[Annotated element records]
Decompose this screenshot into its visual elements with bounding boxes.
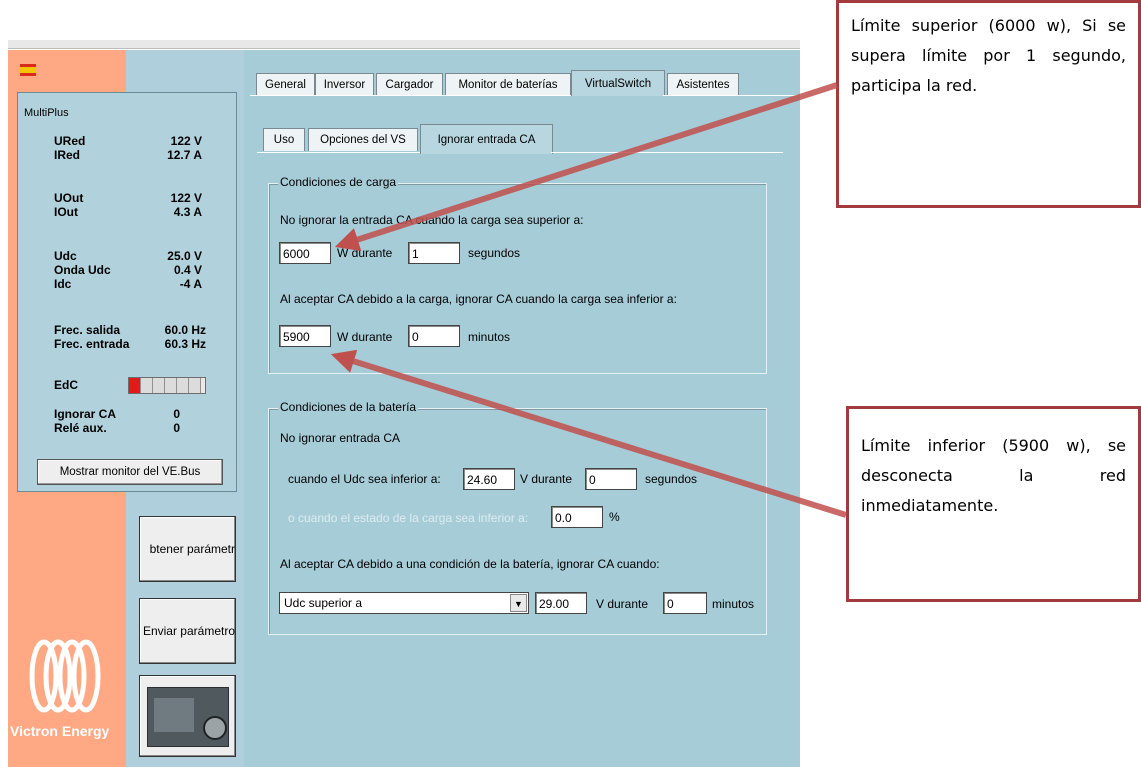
- upper-limit-arrow: [334, 82, 838, 252]
- lower-limit-arrow: [330, 349, 847, 518]
- annotation-arrows: [330, 82, 847, 518]
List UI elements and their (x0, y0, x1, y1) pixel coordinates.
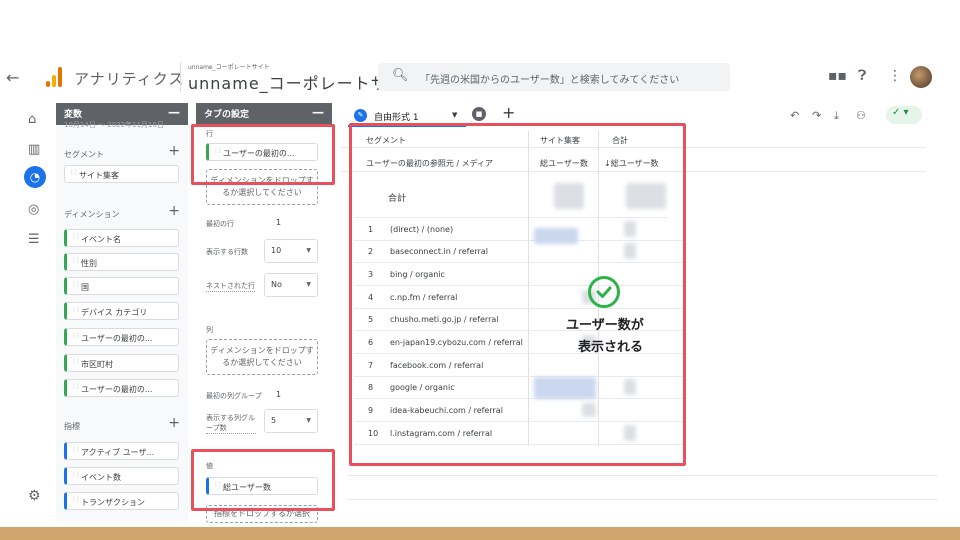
variables-panel: 変数 — 10月14日 ～ 2022年11月10日 セグメント + サイト集客 … (56, 103, 188, 523)
left-nav: ⌂ ▥ ◔ ◎ ☰ (22, 104, 48, 524)
undo-icon[interactable]: ↶ (790, 109, 799, 122)
segments-title: セグメント (64, 150, 104, 159)
app-name: アナリティクス (74, 70, 185, 88)
redo-icon[interactable]: ↷ (812, 109, 821, 122)
tab-options-icon[interactable]: ■ (472, 107, 486, 121)
metric-chip[interactable]: トランザクション (64, 492, 179, 510)
add-metric-icon[interactable]: + (168, 415, 180, 431)
help-icon[interactable]: ❓︎ (858, 68, 866, 84)
values-highlight (191, 449, 335, 511)
metrics-title: 指標 (64, 422, 80, 431)
share-icon[interactable]: ⚇ (856, 109, 866, 122)
annotation-line-1: ユーザー数が (566, 318, 644, 333)
bottom-stripe (0, 527, 960, 540)
columns-drop-zone[interactable]: ディメンションをドロップするか選択してください (206, 339, 318, 375)
grid-line (348, 475, 938, 476)
tab-settings-title: タブの設定 (204, 110, 250, 120)
variables-title: 変数 (64, 110, 83, 120)
caret-down-icon[interactable]: ▼ (452, 111, 457, 119)
dimension-chip[interactable]: 国 (64, 277, 179, 295)
back-arrow-icon[interactable]: ← (6, 68, 19, 87)
settings-gear-icon[interactable]: ⚙ (28, 488, 41, 504)
columns-label: 列 (206, 326, 213, 334)
show-col-groups-select[interactable]: 5 ▼ (264, 409, 318, 433)
dimension-chip[interactable]: 市区町村 (64, 354, 179, 372)
annotation-line-2: 表示される (578, 340, 644, 355)
nested-rows-select[interactable]: No ▼ (264, 273, 318, 297)
home-icon[interactable]: ⌂ (28, 112, 36, 127)
add-dimension-icon[interactable]: + (168, 203, 180, 219)
segment-chip[interactable]: サイト集客 (64, 165, 179, 183)
header-divider (180, 62, 181, 92)
top-header: ← アナリティクス unname_コーポレートサイト unname_コーポレート… (0, 58, 960, 98)
tab-label: 自由形式 1 (374, 113, 419, 123)
show-rows-value: 10 (271, 246, 282, 255)
check-circle-icon (588, 276, 620, 308)
dimensions-title: ディメンション (64, 210, 120, 219)
first-col-group-label: 最初の列グループ (206, 392, 262, 400)
configure-icon[interactable]: ☰ (28, 232, 40, 247)
search-icon: 🔍︎ (392, 68, 409, 83)
dimension-chip[interactable]: デバイス カテゴリ (64, 302, 179, 320)
first-row-label: 最初の行 (206, 220, 234, 228)
avatar[interactable] (910, 66, 932, 88)
add-tab-icon[interactable]: + (502, 103, 515, 122)
date-range[interactable]: 10月14日 ～ 2022年11月10日 (64, 120, 164, 130)
advertising-icon[interactable]: ◎ (28, 202, 39, 217)
dimension-chip[interactable]: 性別 (64, 253, 179, 271)
first-col-group-value[interactable]: 1 (276, 390, 281, 399)
dimension-chip[interactable]: ユーザーの最初の... (64, 379, 179, 397)
nested-rows-label: ネストされた行 (206, 282, 255, 292)
explore-icon[interactable]: ◔ (24, 166, 46, 188)
grid-line (348, 499, 938, 500)
download-icon[interactable]: ⤓ (834, 109, 839, 123)
reports-icon[interactable]: ▥ (28, 142, 40, 157)
tab-settings-header: タブの設定 — (196, 103, 332, 125)
metric-chip[interactable]: イベント数 (64, 467, 179, 485)
caret-down-icon: ▼ (306, 417, 311, 424)
collapse-tab-settings-icon[interactable]: — (312, 105, 324, 119)
first-row-value[interactable]: 1 (276, 218, 281, 227)
nested-rows-value: No (271, 280, 282, 289)
collapse-variables-icon[interactable]: — (168, 105, 180, 119)
pencil-icon: ✎ (354, 109, 367, 122)
rows-highlight (191, 124, 335, 185)
save-status-badge[interactable]: ✓ ▾ (886, 106, 922, 124)
caret-down-icon: ▼ (306, 281, 311, 288)
add-segment-icon[interactable]: + (168, 143, 180, 159)
search-bar[interactable]: 🔍︎ 「先週の米国からのユーザー数」と検索してみてください (378, 63, 730, 91)
show-rows-label: 表示する行数 (206, 248, 248, 256)
caret-down-icon: ▼ (306, 247, 311, 254)
show-col-groups-value: 5 (271, 416, 277, 425)
analytics-logo-icon (46, 67, 64, 87)
metric-chip[interactable]: アクティブ ユーザ... (64, 442, 179, 460)
analytics-page: ← アナリティクス unname_コーポレートサイト unname_コーポレート… (0, 0, 960, 540)
more-vert-icon[interactable]: ⋮ (888, 68, 902, 84)
show-col-groups-label: 表示する列グループ数 (206, 414, 256, 434)
dimension-chip[interactable]: ユーザーの最初の... (64, 328, 179, 346)
apps-grid-icon[interactable]: ▪▪ (828, 68, 847, 84)
show-rows-select[interactable]: 10 ▼ (264, 239, 318, 263)
table-highlight (349, 123, 686, 466)
search-placeholder: 「先週の米国からのユーザー数」と検索してみてください (420, 75, 680, 86)
dimension-chip[interactable]: イベント名 (64, 229, 179, 247)
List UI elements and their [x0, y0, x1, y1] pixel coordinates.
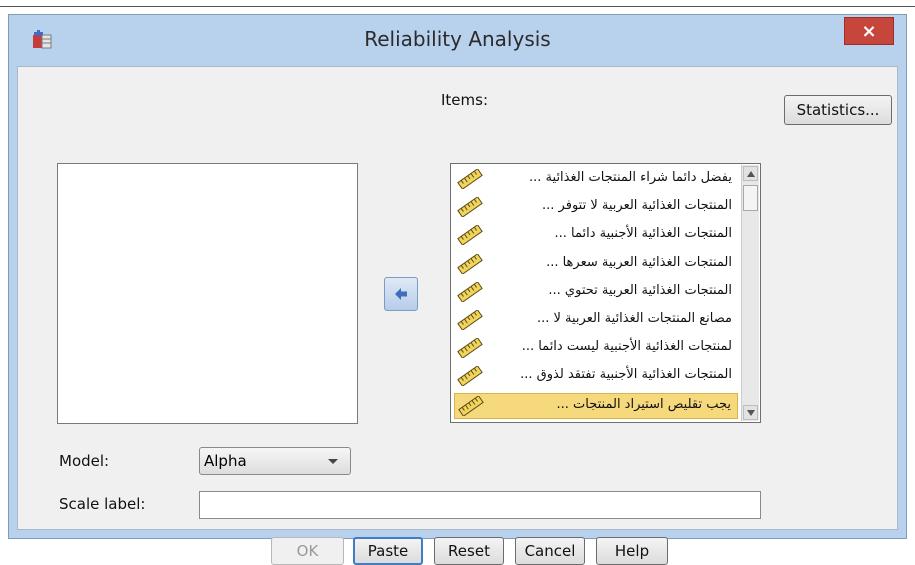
item-label: المنتجات الغذائية الأجنبية تفتقد لذوق ..… [520, 367, 732, 383]
ruler-scale-icon [457, 338, 483, 359]
ruler-scale-icon [457, 169, 483, 189]
move-items-button[interactable] [384, 277, 418, 311]
item-row[interactable]: المنتجات الغذائية الأجنبية دائما ... [454, 223, 738, 249]
help-button[interactable]: Help [596, 537, 668, 565]
ruler-scale-icon [457, 253, 483, 274]
cancel-button-label: Cancel [524, 542, 576, 560]
chevron-down-icon [328, 459, 338, 464]
model-select[interactable]: Alpha [199, 447, 351, 475]
ruler-scale-icon [457, 225, 483, 246]
item-label: المنتجات الغذائية العربية لا تتوفر ... [542, 198, 732, 214]
item-label: يفضل دائما شراء المنتجات الغذائية ... [529, 170, 732, 185]
item-label: المنتجات الغذائية الأجنبية دائما ... [554, 226, 732, 242]
ruler-scale-icon [458, 395, 484, 416]
statistics-button[interactable]: Statistics... [784, 95, 892, 125]
statistics-button-label: Statistics... [796, 101, 880, 119]
item-row[interactable]: يفضل دائما شراء المنتجات الغذائية ... [454, 167, 738, 193]
scroll-up-icon [746, 170, 755, 177]
ruler-scale-icon [457, 310, 483, 330]
paste-button-label: Paste [367, 542, 409, 560]
paste-button[interactable]: Paste [353, 537, 423, 565]
items-list[interactable]: يفضل دائما شراء المنتجات الغذائية ... الم… [450, 163, 761, 423]
model-label-text: Model: [59, 452, 110, 470]
title-bar[interactable]: Reliability Analysis × [9, 15, 906, 65]
variables-source-list[interactable] [57, 163, 358, 424]
dialog-body: Items: يفضل دائما شراء المنتجات الغذائية… [17, 66, 898, 565]
item-row[interactable]: المنتجات الغذائية العربية تحتوي ... [454, 280, 738, 306]
items-label-text: Items: [441, 91, 489, 109]
scroll-down-button[interactable] [743, 405, 758, 420]
items-label: Items: [441, 91, 488, 109]
item-row[interactable]: يجب تقليص استيراد المنتجات ... [454, 392, 738, 419]
scroll-thumb[interactable] [743, 185, 758, 211]
item-label: المنتجات الغذائية العربية تحتوي ... [548, 282, 732, 298]
item-row[interactable]: المنتجات الغذائية الأجنبية تفتقد لذوق ..… [454, 364, 738, 390]
scroll-up-button[interactable] [743, 166, 758, 181]
item-label: المنتجات الغذائية العربية سعرها ... [546, 254, 732, 270]
ok-button-label: OK [296, 542, 319, 560]
close-icon: × [861, 20, 877, 42]
item-label: يجب تقليص استيراد المنتجات ... [556, 396, 732, 412]
model-select-value: Alpha [204, 452, 247, 470]
reliability-analysis-dialog: Reliability Analysis × Items: يفضل دائما… [8, 14, 907, 565]
reset-button-label: Reset [448, 542, 490, 560]
close-button[interactable]: × [844, 17, 894, 45]
model-label: Model: [59, 452, 109, 470]
cancel-button[interactable]: Cancel [515, 537, 585, 565]
items-scrollbar[interactable] [741, 165, 759, 421]
item-row[interactable]: لمنتجات الغذائية الأجنبية ليست دائما ... [454, 336, 738, 362]
item-label: لمنتجات الغذائية الأجنبية ليست دائما ... [521, 339, 732, 355]
item-row[interactable]: المنتجات الغذائية العربية لا تتوفر ... [454, 195, 738, 221]
help-button-label: Help [614, 542, 650, 560]
item-row[interactable]: مصانع المنتجات الغذائية العربية لا ... [454, 308, 738, 334]
ruler-scale-icon [457, 281, 483, 302]
item-row[interactable]: المنتجات الغذائية العربية سعرها ... [454, 252, 738, 278]
top-divider [0, 6, 915, 7]
item-label: مصانع المنتجات الغذائية العربية لا ... [536, 311, 732, 326]
ruler-scale-icon [457, 366, 483, 387]
scale-label-input[interactable] [199, 491, 761, 519]
window-title: Reliability Analysis [364, 27, 551, 51]
scale-label-label: Scale label: [59, 495, 145, 513]
ruler-scale-icon [457, 197, 483, 218]
ok-button[interactable]: OK [271, 537, 344, 565]
left-arrow-icon [395, 288, 407, 300]
scroll-down-icon [746, 409, 755, 416]
scale-label-text: Scale label: [59, 495, 146, 513]
reset-button[interactable]: Reset [434, 537, 504, 565]
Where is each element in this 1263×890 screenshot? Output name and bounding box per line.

Required work: Copy out everything from the line containing "variables-panel: 変数 —" down to the line containing "segment-chip[interactable]: サイト集客 (64, 165, 179, 183)", with both of those lines included and nothing changed.

The output:
variables-panel: 変数 — 10月14日 ～ 2022年11月10日 セグメント + サイト集客 … (56, 103, 188, 523)
left-nav: ⌂ ▥ ◔ ◎ ☰ (22, 104, 48, 524)
undo-icon[interactable]: ↶ (790, 109, 799, 122)
segments-title: セグメント (64, 150, 104, 159)
app-name: アナリティクス (74, 70, 185, 88)
redo-icon[interactable]: ↷ (812, 109, 821, 122)
tab-options-icon[interactable]: ■ (472, 107, 486, 121)
metric-chip[interactable]: トランザクション (64, 492, 179, 510)
add-metric-icon[interactable]: + (168, 415, 180, 431)
help-icon[interactable]: ❓︎ (858, 68, 866, 84)
values-highlight (191, 449, 335, 511)
metrics-title: 指標 (64, 422, 80, 431)
share-icon[interactable]: ⚇ (856, 109, 866, 122)
annotation-line-1: ユーザー数が (566, 318, 644, 333)
bottom-stripe (0, 527, 960, 540)
columns-drop-zone[interactable]: ディメンションをドロップするか選択してください (206, 339, 318, 375)
grid-line (348, 475, 938, 476)
tab-settings-title: タブの設定 (204, 110, 250, 120)
variables-title: 変数 (64, 110, 83, 120)
caret-down-icon[interactable]: ▼ (452, 111, 457, 119)
dimension-chip[interactable]: 国 (64, 277, 179, 295)
back-arrow-icon[interactable]: ← (6, 68, 19, 87)
settings-gear-icon[interactable]: ⚙ (28, 488, 41, 504)
columns-label: 列 (206, 326, 213, 334)
show-col-groups-select[interactable]: 5 ▼ (264, 409, 318, 433)
dimension-chip[interactable]: 市区町村 (64, 354, 179, 372)
annotation-line-2: 表示される (578, 340, 644, 355)
nested-rows-select[interactable]: No ▼ (264, 273, 318, 297)
home-icon[interactable]: ⌂ (28, 112, 36, 127)
add-dimension-icon[interactable]: + (168, 203, 180, 219)
segment-chip[interactable]: サイト集客 (64, 165, 179, 183)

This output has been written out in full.